━━ BLOC DE TEXTE ━━

Transcribing part 1!


#### Split | Embed | Store

La partie split/embed/store est-elle rigoureusement la même.

In [2]:
from langchain_text_splitters import RecursiveCharacterTextSplitter
from langchain_community.vectorstores.redis import Redis
from langchain_openai import ChatOpenAI, OpenAIEmbeddings
import os
from langchain.chains import RetrievalQA

#SPLIT
combined_docs = [doc.page_content for doc in docs]
text = " ".join(combined_docs)
text_splitter = RecursiveCharacterTextSplitter(chunk_size=1500, chunk_overlap=150)
splits = text_splitter.split_text(text)

#EMBED & STORE
vectorstore = Redis.from_texts(
    splits,
    OpenAIEmbeddings(),
    redis_url=os.getenv("REDIS_URL"),
    index_name="genai_in_action_youtube_rag",
)

#### Chaîne finale

De la même manière la chaîne ne change pas.

In [3]:
from langchain.schema.output_parser import StrOutputParser
from operator import itemgetter
from langchain_core.prompts import ChatPromptTemplate

prompt = ChatPromptTemplate.from_messages(
  ("human", 
   """You are an assistant for question-answering tasks about HR questions in a company named Younup. 
   Use the following pieces of retrieved context to answer the question. 
   If you don't know the answer, just say that you don't know. 
   Use three sentences maximum and keep the answer concise.
    Question: {question} 
    Context: {context} 
    Answer:"""
    ))

def format_docs(docs):
    return "\n\n".join(doc.page_content for doc in docs)

qa_chain = rag_chain = (
    # Runnable parallèles
    {
        "context": itemgetter("question") | vectorstore.as_retriever() | format_docs, 
        "question": itemgetter("question"), 
        "history": itemgetter("history")
    }
    # Runnable séquentiels
    | prompt
    | ChatOpenAI(model="gpt-3.5-turbo")
    | StrOutputParser()
)



In [4]:
# Ask a question!
question = "Quelle est la principale fièrté de Younup ?"
qa_chain.invoke({
    "question":question, 
    "history": [] 
})

score_threshold is deprecated. Use distance_threshold instead.score_threshold should only be used in similarity_search_with_relevance_scores.score_threshold will be removed in a future release.


"La principale fierté de Younup est d'avoir réussi à conserver son ADN initial malgré sa croissance de 2 à 150 employés. L'entreprise met l'accent sur son approche customer-centric et son esprit de service. Younup se distingue par son agilité, sa flexibilité et son engagement envers la qualité de ses services."

━━━

Répondez aux questions suivantes à partir du bloc de texte ci-dessus.
(a) Quelle valeur est donnée à chunk_size dans le découpage du texte ?
(b) Quel modèle est passé à ChatOpenAI dans la chaîne finale ?
(c) Combien de phrases au maximum l'assistant doit-il utiliser selon le prompt ?

━━ DONNÉES EXTRAITES ━━

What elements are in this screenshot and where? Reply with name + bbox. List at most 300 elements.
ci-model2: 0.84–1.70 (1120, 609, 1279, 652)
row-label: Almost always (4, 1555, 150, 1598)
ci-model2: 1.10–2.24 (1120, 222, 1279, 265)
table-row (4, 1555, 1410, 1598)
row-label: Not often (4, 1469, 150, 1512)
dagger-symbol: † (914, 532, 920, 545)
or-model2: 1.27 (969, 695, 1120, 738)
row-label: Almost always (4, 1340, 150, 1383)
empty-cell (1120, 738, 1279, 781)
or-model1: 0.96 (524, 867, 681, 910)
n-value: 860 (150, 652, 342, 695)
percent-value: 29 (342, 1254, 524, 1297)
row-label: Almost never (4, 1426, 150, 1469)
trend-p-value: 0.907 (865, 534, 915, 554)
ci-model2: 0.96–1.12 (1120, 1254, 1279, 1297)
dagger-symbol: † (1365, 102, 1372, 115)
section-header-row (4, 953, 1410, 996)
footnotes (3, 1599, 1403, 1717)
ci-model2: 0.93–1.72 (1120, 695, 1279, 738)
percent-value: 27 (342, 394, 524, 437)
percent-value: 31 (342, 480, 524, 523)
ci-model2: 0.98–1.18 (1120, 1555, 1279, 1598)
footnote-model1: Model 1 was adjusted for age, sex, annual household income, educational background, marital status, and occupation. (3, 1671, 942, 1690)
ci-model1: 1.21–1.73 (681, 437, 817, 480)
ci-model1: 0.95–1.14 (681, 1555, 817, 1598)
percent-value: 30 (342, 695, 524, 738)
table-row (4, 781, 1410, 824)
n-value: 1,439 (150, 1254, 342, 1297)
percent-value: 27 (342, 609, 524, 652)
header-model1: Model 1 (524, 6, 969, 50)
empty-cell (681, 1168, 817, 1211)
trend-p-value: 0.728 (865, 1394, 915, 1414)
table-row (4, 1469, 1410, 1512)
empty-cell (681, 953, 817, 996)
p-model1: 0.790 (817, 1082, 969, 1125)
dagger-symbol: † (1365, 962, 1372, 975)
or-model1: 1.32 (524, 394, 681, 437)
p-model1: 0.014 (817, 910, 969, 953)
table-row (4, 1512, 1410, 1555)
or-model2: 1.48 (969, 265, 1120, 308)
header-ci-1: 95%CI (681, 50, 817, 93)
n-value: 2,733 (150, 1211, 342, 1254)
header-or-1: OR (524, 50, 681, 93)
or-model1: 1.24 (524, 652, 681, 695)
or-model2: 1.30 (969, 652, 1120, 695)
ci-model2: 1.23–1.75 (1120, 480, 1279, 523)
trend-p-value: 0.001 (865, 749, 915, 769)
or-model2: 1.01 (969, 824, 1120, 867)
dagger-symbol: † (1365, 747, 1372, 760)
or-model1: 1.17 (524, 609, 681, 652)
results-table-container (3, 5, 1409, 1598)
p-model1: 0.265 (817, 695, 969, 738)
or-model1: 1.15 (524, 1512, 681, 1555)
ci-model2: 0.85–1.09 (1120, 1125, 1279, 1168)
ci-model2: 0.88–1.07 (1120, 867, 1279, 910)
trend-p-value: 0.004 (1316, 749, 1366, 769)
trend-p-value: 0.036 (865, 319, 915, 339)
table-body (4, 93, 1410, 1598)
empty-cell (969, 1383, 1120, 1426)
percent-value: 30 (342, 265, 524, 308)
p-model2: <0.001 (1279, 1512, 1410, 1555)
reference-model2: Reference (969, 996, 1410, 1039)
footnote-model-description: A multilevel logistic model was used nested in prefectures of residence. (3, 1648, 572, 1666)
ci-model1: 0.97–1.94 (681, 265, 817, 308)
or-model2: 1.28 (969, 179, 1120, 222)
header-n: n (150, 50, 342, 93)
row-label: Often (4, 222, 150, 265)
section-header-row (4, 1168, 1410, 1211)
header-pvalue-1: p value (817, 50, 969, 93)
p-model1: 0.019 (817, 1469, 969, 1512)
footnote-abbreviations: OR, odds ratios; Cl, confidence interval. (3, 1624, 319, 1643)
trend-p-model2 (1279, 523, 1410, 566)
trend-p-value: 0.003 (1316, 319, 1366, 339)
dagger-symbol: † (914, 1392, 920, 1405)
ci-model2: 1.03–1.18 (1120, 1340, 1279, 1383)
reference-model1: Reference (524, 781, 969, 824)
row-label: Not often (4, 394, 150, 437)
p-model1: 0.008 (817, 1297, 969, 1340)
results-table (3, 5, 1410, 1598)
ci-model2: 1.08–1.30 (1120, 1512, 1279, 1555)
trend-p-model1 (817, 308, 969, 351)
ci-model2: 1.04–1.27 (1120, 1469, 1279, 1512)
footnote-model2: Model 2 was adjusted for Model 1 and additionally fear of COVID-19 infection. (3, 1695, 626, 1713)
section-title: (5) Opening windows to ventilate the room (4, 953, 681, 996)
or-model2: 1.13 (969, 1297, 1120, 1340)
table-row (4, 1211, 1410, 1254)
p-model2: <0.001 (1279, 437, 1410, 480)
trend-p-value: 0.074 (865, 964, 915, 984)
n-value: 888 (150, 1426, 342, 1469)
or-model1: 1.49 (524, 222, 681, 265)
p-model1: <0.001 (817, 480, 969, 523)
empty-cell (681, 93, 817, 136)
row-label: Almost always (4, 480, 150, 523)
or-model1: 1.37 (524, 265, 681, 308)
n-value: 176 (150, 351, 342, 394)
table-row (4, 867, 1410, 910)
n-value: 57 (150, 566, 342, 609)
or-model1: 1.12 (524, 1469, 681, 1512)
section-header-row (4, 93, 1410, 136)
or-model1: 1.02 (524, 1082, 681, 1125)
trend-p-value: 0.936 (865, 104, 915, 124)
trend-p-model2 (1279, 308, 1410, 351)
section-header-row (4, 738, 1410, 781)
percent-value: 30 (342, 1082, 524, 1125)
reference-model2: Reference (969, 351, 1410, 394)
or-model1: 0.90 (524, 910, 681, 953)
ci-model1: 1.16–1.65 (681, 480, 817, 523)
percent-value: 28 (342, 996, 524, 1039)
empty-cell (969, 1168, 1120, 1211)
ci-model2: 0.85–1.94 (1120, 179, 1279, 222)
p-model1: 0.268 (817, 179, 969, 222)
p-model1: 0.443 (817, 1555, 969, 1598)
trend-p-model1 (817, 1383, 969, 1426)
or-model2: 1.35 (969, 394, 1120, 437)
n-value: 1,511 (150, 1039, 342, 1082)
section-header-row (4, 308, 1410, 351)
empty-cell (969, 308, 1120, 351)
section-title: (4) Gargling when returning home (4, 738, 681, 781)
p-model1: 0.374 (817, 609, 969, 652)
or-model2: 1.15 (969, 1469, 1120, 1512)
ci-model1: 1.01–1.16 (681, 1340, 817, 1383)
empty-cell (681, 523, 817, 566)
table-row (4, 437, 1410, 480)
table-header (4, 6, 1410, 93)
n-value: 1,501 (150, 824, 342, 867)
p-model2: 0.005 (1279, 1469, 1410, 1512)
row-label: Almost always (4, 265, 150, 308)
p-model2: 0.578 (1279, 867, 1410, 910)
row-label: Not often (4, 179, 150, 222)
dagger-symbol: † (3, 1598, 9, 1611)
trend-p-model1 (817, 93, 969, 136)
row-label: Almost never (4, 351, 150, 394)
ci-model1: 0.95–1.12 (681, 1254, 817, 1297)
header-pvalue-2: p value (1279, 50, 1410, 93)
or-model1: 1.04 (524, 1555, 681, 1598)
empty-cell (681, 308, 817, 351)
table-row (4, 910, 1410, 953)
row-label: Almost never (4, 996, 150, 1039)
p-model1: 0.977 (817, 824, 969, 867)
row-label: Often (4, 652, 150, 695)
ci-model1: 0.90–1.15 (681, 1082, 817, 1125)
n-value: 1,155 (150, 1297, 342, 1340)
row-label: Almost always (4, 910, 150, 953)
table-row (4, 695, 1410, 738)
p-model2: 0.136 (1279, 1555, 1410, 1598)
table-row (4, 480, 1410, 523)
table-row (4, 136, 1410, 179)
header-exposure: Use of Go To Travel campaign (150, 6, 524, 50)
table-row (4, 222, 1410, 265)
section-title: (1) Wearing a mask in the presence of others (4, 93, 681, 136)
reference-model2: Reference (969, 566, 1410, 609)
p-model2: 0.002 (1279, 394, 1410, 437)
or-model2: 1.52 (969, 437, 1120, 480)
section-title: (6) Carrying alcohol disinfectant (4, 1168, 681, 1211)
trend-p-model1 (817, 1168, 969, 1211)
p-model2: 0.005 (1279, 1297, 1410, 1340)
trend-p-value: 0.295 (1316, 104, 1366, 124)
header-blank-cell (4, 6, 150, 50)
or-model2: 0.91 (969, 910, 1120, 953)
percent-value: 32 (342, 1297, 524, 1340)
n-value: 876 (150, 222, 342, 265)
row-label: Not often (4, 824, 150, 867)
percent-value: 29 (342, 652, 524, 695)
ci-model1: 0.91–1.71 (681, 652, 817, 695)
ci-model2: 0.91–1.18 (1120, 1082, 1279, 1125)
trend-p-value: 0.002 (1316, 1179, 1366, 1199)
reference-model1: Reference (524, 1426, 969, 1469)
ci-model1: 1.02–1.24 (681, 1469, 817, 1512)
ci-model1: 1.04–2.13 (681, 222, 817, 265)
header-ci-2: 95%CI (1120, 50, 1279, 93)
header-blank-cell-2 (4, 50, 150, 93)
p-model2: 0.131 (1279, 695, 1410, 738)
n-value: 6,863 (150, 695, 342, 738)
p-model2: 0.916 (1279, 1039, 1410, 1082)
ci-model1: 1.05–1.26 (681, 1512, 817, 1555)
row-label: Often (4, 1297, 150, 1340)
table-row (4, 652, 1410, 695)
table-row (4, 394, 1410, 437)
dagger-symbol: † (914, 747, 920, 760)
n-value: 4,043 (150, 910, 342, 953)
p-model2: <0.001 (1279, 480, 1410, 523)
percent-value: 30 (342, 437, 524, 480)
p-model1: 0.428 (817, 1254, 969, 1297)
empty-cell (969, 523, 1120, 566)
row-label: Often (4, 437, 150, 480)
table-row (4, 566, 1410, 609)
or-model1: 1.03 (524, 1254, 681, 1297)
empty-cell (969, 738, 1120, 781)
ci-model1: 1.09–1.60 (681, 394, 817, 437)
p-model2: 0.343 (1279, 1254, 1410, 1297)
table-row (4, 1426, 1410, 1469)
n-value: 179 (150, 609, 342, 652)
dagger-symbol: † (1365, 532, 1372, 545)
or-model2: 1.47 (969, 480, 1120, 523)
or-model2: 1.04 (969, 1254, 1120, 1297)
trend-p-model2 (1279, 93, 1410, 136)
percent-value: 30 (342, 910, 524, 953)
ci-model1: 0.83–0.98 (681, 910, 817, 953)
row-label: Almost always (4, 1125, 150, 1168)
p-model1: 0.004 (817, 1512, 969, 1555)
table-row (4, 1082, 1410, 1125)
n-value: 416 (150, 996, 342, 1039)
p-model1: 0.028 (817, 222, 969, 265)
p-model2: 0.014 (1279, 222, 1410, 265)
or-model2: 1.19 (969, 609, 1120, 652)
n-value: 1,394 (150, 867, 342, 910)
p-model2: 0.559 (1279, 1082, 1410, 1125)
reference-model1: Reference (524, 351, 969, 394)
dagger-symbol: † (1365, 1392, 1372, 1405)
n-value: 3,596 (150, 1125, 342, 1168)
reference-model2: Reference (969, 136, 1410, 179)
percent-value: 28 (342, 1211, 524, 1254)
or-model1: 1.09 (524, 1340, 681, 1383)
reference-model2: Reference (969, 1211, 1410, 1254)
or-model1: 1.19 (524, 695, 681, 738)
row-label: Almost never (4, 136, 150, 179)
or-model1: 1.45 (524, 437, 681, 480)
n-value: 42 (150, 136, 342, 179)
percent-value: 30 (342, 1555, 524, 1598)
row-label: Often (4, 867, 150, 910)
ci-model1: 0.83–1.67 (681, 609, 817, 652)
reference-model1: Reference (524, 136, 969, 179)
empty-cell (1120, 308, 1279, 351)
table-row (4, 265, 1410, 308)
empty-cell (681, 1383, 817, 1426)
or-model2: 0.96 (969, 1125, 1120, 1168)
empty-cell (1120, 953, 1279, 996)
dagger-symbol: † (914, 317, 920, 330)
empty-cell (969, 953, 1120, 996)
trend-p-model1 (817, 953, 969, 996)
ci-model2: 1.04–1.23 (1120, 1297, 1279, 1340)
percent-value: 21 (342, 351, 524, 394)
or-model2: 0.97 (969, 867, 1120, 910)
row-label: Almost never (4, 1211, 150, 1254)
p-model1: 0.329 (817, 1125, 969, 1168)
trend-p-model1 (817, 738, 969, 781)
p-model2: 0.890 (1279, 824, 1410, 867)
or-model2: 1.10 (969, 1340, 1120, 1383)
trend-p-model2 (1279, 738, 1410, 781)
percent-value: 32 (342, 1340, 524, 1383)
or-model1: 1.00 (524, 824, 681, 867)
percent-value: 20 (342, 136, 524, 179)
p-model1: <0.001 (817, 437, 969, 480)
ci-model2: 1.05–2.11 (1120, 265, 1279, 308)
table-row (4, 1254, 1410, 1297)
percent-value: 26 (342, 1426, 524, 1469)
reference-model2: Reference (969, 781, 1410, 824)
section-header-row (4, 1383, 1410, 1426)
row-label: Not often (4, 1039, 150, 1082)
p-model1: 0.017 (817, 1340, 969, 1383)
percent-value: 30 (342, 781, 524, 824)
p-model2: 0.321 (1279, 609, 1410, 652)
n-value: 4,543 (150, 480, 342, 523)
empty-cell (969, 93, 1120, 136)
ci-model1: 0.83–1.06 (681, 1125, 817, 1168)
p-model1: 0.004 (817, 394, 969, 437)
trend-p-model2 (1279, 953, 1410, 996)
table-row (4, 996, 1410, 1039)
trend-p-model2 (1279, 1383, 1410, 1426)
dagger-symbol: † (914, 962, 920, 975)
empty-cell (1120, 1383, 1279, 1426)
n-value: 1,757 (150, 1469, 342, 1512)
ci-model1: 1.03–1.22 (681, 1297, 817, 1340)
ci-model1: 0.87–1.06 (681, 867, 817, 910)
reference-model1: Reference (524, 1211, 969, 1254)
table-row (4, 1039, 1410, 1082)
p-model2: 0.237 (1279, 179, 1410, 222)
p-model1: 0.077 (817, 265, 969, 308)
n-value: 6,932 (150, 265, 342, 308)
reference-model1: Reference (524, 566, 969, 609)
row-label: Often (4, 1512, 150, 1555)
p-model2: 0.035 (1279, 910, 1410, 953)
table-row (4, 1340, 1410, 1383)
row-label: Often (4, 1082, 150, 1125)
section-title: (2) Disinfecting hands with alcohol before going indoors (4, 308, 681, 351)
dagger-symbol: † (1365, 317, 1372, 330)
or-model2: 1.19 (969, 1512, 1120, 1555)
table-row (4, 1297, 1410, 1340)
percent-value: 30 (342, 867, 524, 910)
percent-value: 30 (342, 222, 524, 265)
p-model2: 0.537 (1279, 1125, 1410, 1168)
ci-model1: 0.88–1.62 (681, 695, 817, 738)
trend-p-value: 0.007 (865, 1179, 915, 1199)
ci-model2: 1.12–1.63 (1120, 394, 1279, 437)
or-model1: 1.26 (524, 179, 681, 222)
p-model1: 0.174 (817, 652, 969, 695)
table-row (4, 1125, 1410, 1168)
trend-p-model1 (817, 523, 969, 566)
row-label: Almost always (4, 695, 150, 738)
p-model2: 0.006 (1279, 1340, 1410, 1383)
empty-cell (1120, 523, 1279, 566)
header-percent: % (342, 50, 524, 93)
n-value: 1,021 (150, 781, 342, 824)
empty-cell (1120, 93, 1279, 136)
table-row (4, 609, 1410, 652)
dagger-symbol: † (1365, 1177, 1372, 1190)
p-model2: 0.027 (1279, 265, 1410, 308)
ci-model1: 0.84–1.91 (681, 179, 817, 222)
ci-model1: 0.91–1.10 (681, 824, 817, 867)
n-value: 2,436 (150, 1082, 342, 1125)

━━━

• **CORRIGÉ**
(a) 1500
(b) gpt-3.5-turbo
(c) Trois phrases